- [Stated problem] Transcribe every line of the listing below without changing anything.

Listing of where elements appear:
=-=-=-=-=
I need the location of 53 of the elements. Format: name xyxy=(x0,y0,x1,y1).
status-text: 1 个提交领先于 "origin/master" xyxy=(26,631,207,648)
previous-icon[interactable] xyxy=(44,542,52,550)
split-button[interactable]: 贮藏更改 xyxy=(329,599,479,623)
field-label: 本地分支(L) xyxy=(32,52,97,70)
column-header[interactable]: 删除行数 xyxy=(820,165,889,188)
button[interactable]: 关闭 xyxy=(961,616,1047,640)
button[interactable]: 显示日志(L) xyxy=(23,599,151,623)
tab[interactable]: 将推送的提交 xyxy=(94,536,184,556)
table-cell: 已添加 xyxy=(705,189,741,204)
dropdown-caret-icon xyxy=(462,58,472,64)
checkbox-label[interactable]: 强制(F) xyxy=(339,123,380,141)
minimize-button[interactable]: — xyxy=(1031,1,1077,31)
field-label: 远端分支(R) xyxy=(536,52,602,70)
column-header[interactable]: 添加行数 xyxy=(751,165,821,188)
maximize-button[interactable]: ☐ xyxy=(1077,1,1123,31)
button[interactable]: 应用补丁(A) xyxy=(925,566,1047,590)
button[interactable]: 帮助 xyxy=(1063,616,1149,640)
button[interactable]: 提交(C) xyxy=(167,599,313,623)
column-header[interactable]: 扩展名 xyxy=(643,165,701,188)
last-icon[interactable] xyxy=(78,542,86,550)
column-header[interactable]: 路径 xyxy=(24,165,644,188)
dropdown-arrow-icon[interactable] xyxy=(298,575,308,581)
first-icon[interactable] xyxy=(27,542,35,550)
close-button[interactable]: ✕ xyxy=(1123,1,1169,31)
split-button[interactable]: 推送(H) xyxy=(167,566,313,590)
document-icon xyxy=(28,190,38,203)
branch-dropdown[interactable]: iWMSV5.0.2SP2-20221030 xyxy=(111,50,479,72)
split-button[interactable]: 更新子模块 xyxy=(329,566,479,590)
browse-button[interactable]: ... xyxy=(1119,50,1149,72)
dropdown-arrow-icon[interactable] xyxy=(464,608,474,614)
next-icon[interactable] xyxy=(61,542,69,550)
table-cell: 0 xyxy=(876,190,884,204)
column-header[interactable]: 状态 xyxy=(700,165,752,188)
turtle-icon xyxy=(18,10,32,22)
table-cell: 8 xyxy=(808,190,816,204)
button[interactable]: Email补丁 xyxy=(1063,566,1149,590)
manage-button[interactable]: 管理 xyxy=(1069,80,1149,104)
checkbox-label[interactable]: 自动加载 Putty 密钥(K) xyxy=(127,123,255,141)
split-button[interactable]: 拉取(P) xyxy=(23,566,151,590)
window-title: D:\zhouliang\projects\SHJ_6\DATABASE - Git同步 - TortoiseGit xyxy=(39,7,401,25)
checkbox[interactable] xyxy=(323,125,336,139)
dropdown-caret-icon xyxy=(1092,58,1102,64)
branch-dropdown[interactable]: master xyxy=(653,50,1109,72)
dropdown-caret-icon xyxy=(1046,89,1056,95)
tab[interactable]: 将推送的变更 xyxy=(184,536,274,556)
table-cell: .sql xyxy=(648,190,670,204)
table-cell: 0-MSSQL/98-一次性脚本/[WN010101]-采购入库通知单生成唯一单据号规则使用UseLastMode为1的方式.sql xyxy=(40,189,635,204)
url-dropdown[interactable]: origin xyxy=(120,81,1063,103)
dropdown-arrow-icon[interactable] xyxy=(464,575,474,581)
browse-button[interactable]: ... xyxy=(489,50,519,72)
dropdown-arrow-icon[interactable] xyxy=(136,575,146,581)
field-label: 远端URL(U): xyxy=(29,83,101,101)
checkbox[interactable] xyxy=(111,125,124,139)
=-=-=-=-=
- [Task answer]
I need the location of 53 of the elements. Format: name xyxy=(x0,y0,x1,y1).
status-text: 1 个提交领先于 "origin/master" xyxy=(26,631,207,648)
previous-icon[interactable] xyxy=(44,542,52,550)
split-button[interactable]: 贮藏更改 xyxy=(329,599,479,623)
field-label: 本地分支(L) xyxy=(32,52,97,70)
column-header[interactable]: 删除行数 xyxy=(820,165,889,188)
button[interactable]: 关闭 xyxy=(961,616,1047,640)
button[interactable]: 显示日志(L) xyxy=(23,599,151,623)
tab[interactable]: 将推送的提交 xyxy=(94,536,184,556)
table-cell: 已添加 xyxy=(705,189,741,204)
dropdown-caret-icon xyxy=(462,58,472,64)
checkbox-label[interactable]: 强制(F) xyxy=(339,123,380,141)
minimize-button[interactable]: — xyxy=(1031,1,1077,31)
field-label: 远端分支(R) xyxy=(536,52,602,70)
column-header[interactable]: 添加行数 xyxy=(751,165,821,188)
maximize-button[interactable]: ☐ xyxy=(1077,1,1123,31)
button[interactable]: 应用补丁(A) xyxy=(925,566,1047,590)
button[interactable]: 帮助 xyxy=(1063,616,1149,640)
button[interactable]: 提交(C) xyxy=(167,599,313,623)
column-header[interactable]: 扩展名 xyxy=(643,165,701,188)
last-icon[interactable] xyxy=(78,542,86,550)
column-header[interactable]: 路径 xyxy=(24,165,644,188)
dropdown-arrow-icon[interactable] xyxy=(298,575,308,581)
first-icon[interactable] xyxy=(27,542,35,550)
close-button[interactable]: ✕ xyxy=(1123,1,1169,31)
split-button[interactable]: 推送(H) xyxy=(167,566,313,590)
document-icon xyxy=(28,190,38,203)
branch-dropdown[interactable]: iWMSV5.0.2SP2-20221030 xyxy=(111,50,479,72)
split-button[interactable]: 更新子模块 xyxy=(329,566,479,590)
browse-button[interactable]: ... xyxy=(1119,50,1149,72)
dropdown-arrow-icon[interactable] xyxy=(464,608,474,614)
next-icon[interactable] xyxy=(61,542,69,550)
table-cell: 0 xyxy=(876,190,884,204)
column-header[interactable]: 状态 xyxy=(700,165,752,188)
turtle-icon xyxy=(18,10,32,22)
table-cell: 8 xyxy=(808,190,816,204)
button[interactable]: Email补丁 xyxy=(1063,566,1149,590)
manage-button[interactable]: 管理 xyxy=(1069,80,1149,104)
checkbox-label[interactable]: 自动加载 Putty 密钥(K) xyxy=(127,123,255,141)
split-button[interactable]: 拉取(P) xyxy=(23,566,151,590)
window-title: D:\zhouliang\projects\SHJ_6\DATABASE - Git同步 - TortoiseGit xyxy=(39,7,401,25)
checkbox[interactable] xyxy=(323,125,336,139)
dropdown-caret-icon xyxy=(1092,58,1102,64)
branch-dropdown[interactable]: master xyxy=(653,50,1109,72)
dropdown-caret-icon xyxy=(1046,89,1056,95)
tab[interactable]: 将推送的变更 xyxy=(184,536,274,556)
table-cell: .sql xyxy=(648,190,670,204)
table-cell: 0-MSSQL/98-一次性脚本/[WN010101]-采购入库通知单生成唯一单据号规则使用UseLastMode为1的方式.sql xyxy=(40,189,635,204)
url-dropdown[interactable]: origin xyxy=(120,81,1063,103)
dropdown-arrow-icon[interactable] xyxy=(464,575,474,581)
browse-button[interactable]: ... xyxy=(489,50,519,72)
dropdown-arrow-icon[interactable] xyxy=(136,575,146,581)
field-label: 远端URL(U): xyxy=(29,83,101,101)
checkbox[interactable] xyxy=(111,125,124,139)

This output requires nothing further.